- [Your goal]
Your answer must consist solely of the number of lines that contain the word "shown".

### Raw data

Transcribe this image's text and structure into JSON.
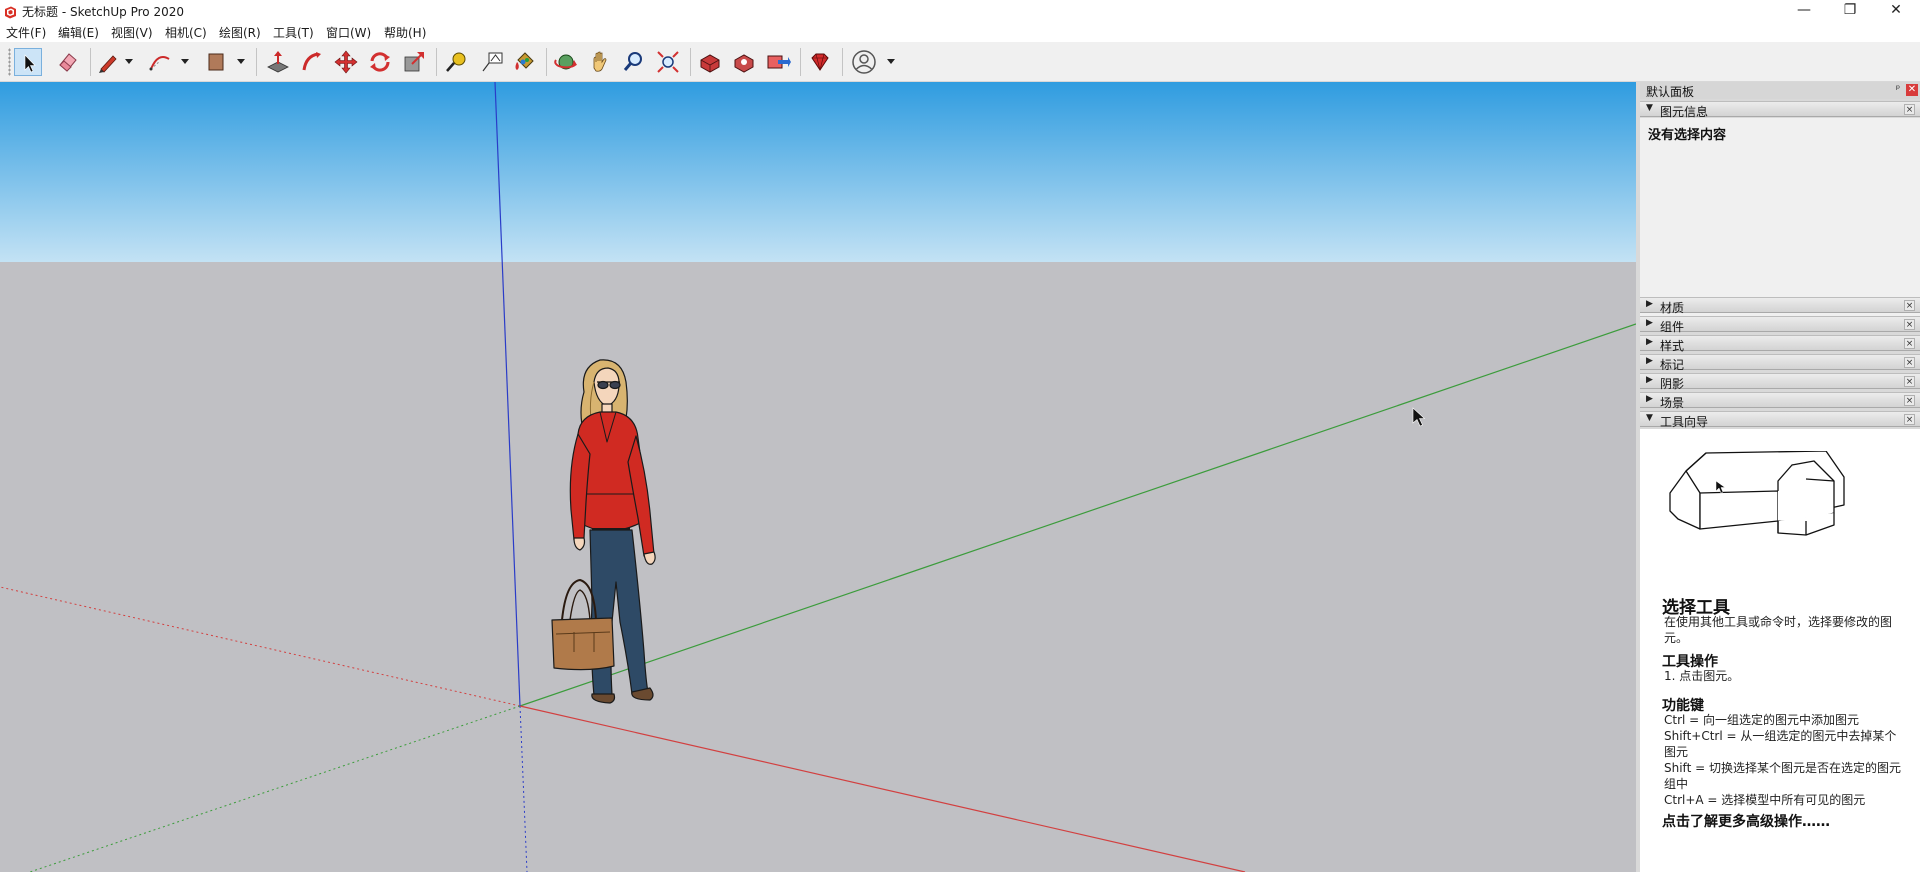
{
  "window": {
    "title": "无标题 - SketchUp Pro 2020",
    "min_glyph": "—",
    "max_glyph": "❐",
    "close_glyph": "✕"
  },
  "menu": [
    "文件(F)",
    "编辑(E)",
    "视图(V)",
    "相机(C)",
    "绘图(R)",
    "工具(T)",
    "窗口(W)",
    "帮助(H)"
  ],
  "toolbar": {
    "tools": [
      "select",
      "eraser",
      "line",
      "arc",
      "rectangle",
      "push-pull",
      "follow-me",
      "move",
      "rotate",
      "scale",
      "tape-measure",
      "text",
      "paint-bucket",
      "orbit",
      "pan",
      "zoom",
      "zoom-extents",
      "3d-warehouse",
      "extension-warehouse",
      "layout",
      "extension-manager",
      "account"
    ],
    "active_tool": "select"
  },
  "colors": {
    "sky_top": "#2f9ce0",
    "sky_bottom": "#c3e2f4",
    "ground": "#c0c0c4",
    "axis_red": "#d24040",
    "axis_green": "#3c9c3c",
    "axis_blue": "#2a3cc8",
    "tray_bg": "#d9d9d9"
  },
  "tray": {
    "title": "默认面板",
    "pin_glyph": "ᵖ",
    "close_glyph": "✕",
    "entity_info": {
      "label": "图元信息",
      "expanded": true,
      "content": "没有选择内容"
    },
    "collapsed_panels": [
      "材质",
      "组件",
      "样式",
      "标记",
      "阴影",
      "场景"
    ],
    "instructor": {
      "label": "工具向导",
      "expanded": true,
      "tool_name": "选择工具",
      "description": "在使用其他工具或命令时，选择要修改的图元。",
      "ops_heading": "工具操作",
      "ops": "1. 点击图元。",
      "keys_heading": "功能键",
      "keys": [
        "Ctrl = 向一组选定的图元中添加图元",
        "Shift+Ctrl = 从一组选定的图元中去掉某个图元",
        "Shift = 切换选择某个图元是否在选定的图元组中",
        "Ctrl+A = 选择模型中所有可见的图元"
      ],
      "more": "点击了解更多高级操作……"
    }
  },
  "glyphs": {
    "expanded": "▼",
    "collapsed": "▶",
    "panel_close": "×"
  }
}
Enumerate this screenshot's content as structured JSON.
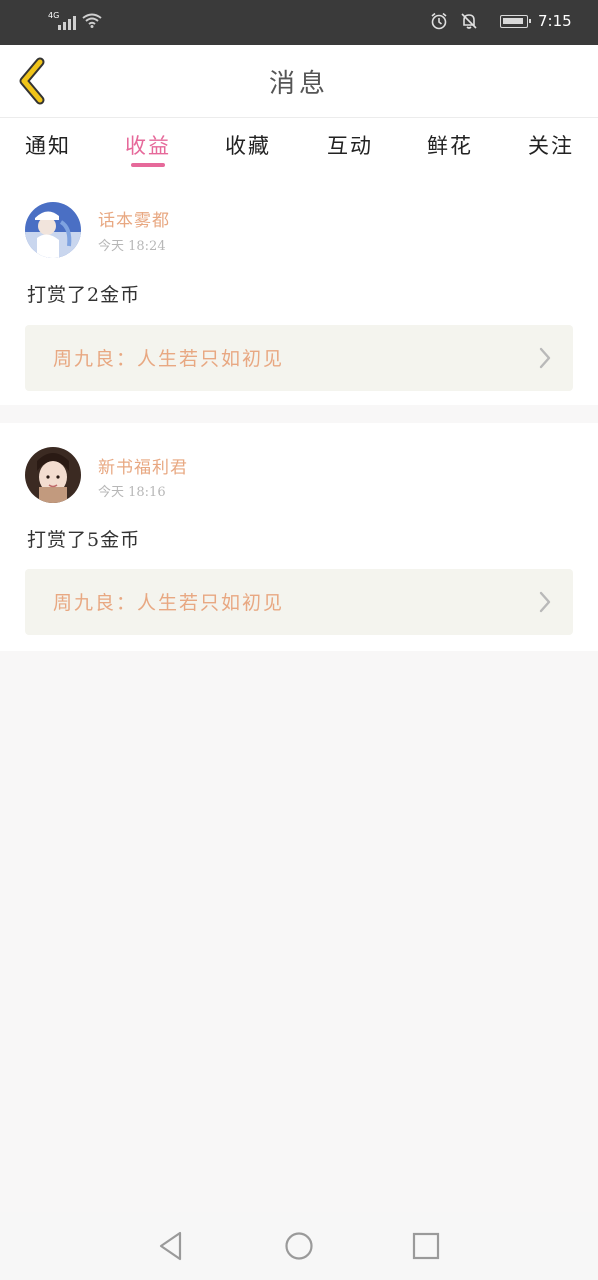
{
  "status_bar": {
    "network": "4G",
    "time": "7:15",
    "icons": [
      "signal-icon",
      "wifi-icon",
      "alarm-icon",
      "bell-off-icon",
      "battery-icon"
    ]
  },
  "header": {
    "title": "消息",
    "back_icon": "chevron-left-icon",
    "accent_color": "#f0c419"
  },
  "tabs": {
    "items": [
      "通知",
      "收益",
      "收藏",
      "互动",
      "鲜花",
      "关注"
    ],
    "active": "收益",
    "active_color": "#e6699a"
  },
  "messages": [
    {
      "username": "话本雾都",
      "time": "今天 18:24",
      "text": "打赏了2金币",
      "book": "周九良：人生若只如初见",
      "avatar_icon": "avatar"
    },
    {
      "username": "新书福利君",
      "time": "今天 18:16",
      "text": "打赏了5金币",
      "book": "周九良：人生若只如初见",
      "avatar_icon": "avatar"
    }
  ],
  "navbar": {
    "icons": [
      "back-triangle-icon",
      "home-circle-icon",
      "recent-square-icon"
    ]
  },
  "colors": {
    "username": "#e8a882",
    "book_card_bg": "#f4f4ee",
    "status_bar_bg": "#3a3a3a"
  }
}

######
### Raw data

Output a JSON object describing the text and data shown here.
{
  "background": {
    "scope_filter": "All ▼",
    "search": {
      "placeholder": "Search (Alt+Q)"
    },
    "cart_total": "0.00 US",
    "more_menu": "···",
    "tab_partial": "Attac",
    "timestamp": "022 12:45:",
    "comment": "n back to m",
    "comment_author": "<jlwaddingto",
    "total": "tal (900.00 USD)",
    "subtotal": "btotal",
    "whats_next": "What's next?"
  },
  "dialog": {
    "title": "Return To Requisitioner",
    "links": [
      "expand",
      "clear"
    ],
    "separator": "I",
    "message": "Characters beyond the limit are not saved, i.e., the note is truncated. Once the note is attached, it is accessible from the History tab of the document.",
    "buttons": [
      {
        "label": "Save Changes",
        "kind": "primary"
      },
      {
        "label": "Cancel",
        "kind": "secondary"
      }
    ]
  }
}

######
### Raw data

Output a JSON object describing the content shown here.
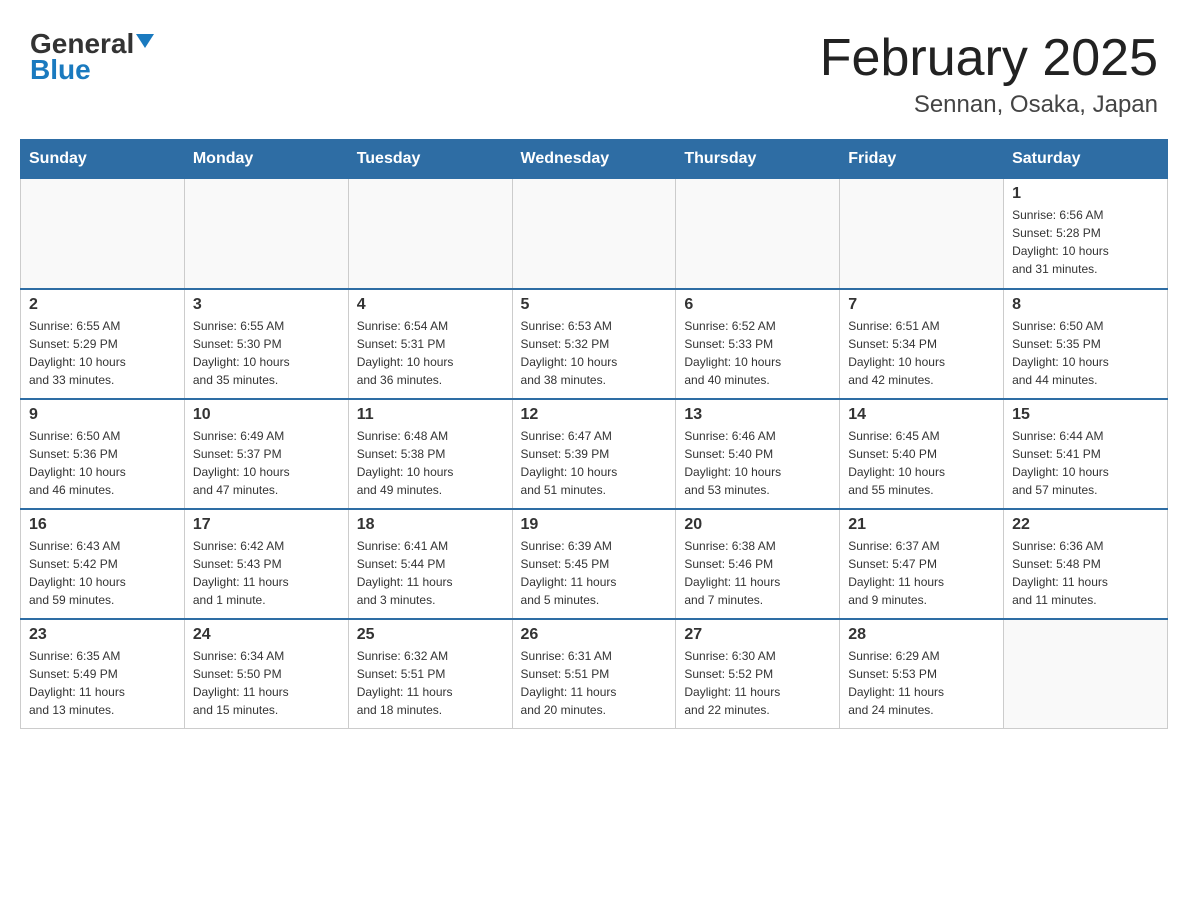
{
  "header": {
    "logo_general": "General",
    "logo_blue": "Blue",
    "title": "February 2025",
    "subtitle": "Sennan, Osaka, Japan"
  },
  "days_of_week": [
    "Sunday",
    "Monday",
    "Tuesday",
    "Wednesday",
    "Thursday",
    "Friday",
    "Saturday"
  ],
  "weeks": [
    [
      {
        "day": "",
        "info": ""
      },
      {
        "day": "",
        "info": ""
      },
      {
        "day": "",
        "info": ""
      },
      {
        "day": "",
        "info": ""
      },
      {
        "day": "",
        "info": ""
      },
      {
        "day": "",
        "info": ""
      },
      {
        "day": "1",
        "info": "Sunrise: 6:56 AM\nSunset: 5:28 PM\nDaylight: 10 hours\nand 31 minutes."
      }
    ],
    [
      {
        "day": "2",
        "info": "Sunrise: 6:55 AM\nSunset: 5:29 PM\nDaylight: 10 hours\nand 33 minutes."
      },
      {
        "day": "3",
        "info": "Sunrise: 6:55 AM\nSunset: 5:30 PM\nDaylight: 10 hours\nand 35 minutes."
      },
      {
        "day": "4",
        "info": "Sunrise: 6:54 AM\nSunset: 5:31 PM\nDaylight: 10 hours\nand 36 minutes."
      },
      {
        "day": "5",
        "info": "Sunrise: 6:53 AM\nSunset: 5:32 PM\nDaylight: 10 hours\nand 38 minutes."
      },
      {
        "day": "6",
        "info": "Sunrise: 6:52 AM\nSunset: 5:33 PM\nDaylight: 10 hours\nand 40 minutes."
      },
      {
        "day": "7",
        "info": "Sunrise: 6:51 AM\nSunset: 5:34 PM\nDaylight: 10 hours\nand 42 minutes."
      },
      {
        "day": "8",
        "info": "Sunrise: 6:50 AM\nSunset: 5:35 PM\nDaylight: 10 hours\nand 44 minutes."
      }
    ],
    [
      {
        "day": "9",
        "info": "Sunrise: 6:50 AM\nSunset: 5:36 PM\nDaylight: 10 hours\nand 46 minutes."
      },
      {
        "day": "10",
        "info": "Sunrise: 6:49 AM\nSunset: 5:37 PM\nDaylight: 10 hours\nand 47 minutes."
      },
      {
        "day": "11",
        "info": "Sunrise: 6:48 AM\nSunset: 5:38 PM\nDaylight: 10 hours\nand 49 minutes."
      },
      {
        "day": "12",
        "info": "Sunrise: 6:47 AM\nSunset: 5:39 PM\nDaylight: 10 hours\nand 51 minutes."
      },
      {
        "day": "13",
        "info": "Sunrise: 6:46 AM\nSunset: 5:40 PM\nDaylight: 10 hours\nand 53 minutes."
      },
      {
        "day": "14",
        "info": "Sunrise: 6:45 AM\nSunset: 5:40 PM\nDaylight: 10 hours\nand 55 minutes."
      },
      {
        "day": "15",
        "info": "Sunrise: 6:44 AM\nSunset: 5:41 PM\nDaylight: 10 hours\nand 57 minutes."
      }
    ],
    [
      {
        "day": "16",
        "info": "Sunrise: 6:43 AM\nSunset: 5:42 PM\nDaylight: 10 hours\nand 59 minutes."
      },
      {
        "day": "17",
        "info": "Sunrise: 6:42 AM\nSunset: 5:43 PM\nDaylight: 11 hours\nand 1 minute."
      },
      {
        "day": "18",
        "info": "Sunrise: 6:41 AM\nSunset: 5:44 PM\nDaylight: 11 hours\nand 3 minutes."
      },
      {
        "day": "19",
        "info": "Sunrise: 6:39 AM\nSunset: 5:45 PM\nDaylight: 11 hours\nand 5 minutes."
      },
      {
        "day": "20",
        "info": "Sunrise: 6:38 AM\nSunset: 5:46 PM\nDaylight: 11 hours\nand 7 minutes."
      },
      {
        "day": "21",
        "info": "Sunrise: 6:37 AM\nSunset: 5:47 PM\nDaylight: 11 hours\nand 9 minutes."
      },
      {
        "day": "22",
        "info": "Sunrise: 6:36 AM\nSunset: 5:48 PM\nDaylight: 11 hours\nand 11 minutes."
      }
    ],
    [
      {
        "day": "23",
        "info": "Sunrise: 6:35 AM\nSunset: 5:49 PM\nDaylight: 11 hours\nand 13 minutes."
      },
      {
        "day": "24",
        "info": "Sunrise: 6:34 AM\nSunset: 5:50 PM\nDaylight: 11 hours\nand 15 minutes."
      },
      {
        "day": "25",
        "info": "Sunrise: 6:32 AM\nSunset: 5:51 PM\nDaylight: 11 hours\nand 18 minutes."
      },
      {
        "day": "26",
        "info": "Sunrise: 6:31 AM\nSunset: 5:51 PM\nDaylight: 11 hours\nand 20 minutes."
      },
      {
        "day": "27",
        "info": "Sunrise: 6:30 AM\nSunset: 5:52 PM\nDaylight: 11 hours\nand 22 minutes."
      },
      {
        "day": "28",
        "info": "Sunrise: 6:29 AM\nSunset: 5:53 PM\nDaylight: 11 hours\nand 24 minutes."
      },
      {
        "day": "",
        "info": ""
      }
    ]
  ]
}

######

- [Exercise answer]
2